**To be done**: Output every line of the records as a JSON list of strings, one string per line, omitting blank lines.

(Dataset excerpt)
--*--

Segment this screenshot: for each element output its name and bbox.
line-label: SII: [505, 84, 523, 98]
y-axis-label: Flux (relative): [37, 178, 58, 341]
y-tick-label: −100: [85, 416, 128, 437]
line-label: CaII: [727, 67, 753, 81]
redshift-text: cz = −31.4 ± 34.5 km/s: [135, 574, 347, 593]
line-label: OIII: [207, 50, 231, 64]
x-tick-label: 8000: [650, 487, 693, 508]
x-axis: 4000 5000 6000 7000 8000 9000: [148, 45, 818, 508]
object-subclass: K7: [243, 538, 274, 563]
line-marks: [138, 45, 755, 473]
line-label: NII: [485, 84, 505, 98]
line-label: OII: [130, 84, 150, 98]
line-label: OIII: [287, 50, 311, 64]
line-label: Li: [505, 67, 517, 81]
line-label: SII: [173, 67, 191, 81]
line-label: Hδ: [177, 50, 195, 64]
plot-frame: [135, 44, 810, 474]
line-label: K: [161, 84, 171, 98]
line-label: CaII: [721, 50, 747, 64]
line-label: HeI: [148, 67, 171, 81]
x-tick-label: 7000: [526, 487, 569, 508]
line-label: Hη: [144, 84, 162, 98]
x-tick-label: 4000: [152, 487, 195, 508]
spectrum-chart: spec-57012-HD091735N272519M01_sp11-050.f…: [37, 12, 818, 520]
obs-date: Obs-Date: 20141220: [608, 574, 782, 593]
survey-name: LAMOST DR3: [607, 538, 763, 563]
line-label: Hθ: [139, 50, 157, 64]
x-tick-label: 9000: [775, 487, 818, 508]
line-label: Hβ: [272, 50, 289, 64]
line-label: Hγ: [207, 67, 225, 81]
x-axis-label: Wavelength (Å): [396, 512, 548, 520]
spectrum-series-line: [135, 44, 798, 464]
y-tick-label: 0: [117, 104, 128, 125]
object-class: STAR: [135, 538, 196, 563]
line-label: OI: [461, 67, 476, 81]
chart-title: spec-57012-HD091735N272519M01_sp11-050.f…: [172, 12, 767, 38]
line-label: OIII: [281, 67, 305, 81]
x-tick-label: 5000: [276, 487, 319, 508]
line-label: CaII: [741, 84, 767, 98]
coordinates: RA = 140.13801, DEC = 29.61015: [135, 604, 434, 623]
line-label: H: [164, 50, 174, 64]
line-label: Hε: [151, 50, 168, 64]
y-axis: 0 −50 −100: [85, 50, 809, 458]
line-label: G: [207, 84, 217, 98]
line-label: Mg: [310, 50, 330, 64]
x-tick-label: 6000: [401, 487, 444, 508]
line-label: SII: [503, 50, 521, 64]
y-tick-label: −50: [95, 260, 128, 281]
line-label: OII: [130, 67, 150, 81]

--*--

**Written answer**:
[
  "Segment this screenshot: for each element output its name and bbox.",
  "line-label: SII: [505, 84, 523, 98]",
  "y-axis-label: Flux (relative): [37, 178, 58, 341]",
  "y-tick-label: −100: [85, 416, 128, 437]",
  "line-label: CaII: [727, 67, 753, 81]",
  "redshift-text: cz = −31.4 ± 34.5 km/s: [135, 574, 347, 593]",
  "line-label: OIII: [207, 50, 231, 64]",
  "x-tick-label: 8000: [650, 487, 693, 508]",
  "x-axis: 4000 5000 6000 7000 8000 9000: [148, 45, 818, 508]",
  "object-subclass: K7: [243, 538, 274, 563]",
  "line-marks: [138, 45, 755, 473]",
  "line-label: NII: [485, 84, 505, 98]",
  "line-label: OII: [130, 84, 150, 98]",
  "line-label: OIII: [287, 50, 311, 64]",
  "line-label: Li: [505, 67, 517, 81]",
  "line-label: SII: [173, 67, 191, 81]",
  "line-label: Hδ: [177, 50, 195, 64]",
  "plot-frame: [135, 44, 810, 474]",
  "line-label: K: [161, 84, 171, 98]",
  "line-label: CaII: [721, 50, 747, 64]",
  "line-label: HeI: [148, 67, 171, 81]",
  "x-tick-label: 7000: [526, 487, 569, 508]",
  "line-label: Hη: [144, 84, 162, 98]",
  "x-tick-label: 4000: [152, 487, 195, 508]",
  "spectrum-chart: spec-57012-HD091735N272519M01_sp11-050.f…: [37, 12, 818, 520]",
  "obs-date: Obs-Date: 20141220: [608, 574, 782, 593]",
  "survey-name: LAMOST DR3: [607, 538, 763, 563]",
  "line-label: Hθ: [139, 50, 157, 64]",
  "x-tick-label: 9000: [775, 487, 818, 508]",
  "line-label: Hβ: [272, 50, 289, 64]",
  "line-label: Hγ: [207, 67, 225, 81]",
  "x-axis-label: Wavelength (Å): [396, 512, 548, 520]",
  "spectrum-series-line: [135, 44, 798, 464]",
  "y-tick-label: 0: [117, 104, 128, 125]",
  "object-class: STAR: [135, 538, 196, 563]",
  "line-label: OI: [461, 67, 476, 81]",
  "chart-title: spec-57012-HD091735N272519M01_sp11-050.f…: [172, 12, 767, 38]",
  "line-label: OIII: [281, 67, 305, 81]",
  "x-tick-label: 5000: [276, 487, 319, 508]",
  "line-label: CaII: [741, 84, 767, 98]",
  "coordinates: RA = 140.13801, DEC = 29.61015: [135, 604, 434, 623]",
  "line-label: H: [164, 50, 174, 64]",
  "line-label: Hε: [151, 50, 168, 64]",
  "y-axis: 0 −50 −100: [85, 50, 809, 458]",
  "line-label: G: [207, 84, 217, 98]",
  "line-label: Mg: [310, 50, 330, 64]",
  "x-tick-label: 6000: [401, 487, 444, 508]",
  "line-label: SII: [503, 50, 521, 64]",
  "y-tick-label: −50: [95, 260, 128, 281]",
  "line-label: OII: [130, 67, 150, 81]"
]